§ SHORT PROBLEM
Using the listing below, please gather every line containing the word "福祉施設会".

§ DATA ENTRIES

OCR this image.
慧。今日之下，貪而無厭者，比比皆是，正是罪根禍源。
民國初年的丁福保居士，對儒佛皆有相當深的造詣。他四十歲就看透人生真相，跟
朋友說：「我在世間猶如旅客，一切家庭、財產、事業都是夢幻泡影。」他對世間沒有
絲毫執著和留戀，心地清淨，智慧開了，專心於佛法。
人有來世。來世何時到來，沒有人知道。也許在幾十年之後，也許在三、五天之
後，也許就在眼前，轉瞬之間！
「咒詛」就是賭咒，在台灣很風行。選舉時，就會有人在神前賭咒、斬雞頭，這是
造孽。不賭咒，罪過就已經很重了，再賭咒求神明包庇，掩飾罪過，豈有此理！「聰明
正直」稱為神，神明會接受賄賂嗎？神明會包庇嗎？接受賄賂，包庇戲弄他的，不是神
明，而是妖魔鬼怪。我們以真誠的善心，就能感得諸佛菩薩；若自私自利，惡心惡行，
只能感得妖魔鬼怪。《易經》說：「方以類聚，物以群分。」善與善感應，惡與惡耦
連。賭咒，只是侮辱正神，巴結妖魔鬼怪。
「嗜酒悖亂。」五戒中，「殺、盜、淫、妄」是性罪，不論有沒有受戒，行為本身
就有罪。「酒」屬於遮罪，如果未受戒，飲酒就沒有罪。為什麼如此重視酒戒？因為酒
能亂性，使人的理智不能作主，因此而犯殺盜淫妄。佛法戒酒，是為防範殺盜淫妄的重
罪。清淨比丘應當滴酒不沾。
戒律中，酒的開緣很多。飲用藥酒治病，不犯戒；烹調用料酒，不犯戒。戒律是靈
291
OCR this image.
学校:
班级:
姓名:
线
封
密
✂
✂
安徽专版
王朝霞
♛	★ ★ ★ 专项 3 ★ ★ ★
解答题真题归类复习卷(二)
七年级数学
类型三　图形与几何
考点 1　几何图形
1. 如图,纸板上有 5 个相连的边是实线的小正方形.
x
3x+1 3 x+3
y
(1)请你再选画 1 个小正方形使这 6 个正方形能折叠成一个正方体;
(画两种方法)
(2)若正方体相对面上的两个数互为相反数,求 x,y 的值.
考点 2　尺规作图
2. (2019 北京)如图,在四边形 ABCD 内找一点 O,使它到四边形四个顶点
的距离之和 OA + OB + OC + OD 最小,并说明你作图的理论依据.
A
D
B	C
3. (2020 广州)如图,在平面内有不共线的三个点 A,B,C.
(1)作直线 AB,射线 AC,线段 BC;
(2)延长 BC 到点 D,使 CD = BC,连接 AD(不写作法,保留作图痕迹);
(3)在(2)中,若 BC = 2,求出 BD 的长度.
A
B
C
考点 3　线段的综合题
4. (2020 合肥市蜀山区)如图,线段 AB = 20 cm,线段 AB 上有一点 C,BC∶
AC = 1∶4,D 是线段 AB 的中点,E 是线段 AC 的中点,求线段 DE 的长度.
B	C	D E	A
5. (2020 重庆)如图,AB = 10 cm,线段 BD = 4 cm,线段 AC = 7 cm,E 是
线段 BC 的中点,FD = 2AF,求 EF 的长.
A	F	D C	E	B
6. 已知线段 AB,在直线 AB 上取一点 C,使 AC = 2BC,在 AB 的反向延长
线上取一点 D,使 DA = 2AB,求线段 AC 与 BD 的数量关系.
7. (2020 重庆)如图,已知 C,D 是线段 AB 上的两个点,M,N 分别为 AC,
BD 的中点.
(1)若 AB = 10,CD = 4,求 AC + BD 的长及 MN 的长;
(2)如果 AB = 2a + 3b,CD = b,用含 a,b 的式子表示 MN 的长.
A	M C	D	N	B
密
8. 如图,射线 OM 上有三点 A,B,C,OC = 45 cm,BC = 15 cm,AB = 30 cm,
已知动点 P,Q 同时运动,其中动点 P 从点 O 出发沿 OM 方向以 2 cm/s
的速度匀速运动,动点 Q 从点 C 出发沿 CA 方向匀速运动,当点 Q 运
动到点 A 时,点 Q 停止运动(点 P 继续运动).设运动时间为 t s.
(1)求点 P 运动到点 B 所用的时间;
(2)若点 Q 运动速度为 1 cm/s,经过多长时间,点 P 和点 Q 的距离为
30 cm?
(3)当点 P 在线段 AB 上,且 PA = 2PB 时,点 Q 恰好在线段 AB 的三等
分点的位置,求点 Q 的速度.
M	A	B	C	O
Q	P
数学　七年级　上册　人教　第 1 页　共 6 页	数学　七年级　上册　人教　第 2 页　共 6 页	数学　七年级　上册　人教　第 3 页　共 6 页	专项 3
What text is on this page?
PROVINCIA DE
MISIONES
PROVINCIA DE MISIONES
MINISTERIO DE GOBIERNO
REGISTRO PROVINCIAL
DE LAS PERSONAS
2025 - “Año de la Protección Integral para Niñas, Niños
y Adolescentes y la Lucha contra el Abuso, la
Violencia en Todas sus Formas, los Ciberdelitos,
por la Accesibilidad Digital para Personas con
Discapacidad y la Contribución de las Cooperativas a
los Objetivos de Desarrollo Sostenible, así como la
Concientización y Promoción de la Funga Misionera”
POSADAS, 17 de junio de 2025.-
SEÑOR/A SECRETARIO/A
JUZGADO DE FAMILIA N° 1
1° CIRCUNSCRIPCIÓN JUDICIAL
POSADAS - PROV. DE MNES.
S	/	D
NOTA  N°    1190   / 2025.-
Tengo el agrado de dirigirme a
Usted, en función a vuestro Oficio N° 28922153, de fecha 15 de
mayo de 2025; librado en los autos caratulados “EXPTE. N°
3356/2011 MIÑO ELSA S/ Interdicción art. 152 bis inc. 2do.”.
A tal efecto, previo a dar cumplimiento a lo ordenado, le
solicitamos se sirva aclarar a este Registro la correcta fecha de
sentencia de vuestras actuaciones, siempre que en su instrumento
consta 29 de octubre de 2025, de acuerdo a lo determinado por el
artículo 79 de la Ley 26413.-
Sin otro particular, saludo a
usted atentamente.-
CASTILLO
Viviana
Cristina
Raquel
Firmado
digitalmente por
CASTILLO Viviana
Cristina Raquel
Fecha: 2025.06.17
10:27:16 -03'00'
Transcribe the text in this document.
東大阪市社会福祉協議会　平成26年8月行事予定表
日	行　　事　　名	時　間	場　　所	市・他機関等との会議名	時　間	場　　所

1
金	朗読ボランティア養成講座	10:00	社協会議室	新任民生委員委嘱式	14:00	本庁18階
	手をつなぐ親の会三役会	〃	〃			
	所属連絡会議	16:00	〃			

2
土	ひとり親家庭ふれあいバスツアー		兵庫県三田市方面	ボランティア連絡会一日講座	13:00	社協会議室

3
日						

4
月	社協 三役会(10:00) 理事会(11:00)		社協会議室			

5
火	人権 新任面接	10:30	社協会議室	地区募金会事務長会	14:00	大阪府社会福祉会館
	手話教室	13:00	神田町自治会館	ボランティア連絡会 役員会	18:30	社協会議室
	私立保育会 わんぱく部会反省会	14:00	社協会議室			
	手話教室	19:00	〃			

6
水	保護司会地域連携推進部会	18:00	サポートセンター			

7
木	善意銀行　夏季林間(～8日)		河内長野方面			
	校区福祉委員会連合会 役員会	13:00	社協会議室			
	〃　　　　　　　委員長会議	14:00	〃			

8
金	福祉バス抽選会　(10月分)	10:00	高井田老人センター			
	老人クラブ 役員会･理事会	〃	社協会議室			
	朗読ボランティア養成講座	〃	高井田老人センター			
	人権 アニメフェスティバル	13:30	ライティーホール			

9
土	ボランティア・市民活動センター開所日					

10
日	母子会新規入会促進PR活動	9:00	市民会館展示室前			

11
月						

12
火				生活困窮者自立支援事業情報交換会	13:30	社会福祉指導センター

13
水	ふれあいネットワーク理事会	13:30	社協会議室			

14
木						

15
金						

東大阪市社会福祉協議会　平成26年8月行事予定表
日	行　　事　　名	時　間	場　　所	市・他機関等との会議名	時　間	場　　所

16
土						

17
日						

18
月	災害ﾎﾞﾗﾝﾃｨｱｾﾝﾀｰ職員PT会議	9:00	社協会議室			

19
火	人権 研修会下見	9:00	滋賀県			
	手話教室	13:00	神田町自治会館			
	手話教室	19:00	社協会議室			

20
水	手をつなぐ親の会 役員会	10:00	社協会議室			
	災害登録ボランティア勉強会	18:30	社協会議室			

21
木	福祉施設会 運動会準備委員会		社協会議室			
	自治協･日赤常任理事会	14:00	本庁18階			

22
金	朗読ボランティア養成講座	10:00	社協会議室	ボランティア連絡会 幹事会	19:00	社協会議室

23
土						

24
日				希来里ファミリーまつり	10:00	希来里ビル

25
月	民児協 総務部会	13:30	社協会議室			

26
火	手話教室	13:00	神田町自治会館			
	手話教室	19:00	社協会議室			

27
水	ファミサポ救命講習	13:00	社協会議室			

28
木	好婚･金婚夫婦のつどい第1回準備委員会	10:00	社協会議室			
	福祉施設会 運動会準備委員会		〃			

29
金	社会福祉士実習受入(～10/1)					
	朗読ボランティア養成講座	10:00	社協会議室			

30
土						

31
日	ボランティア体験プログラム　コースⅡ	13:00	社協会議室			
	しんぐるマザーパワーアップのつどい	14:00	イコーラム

§ SOLVED PROBLEM
木	福祉施設会 運動会準備委員会		社協会議室			
	福祉施設会 運動会準備委員会		〃			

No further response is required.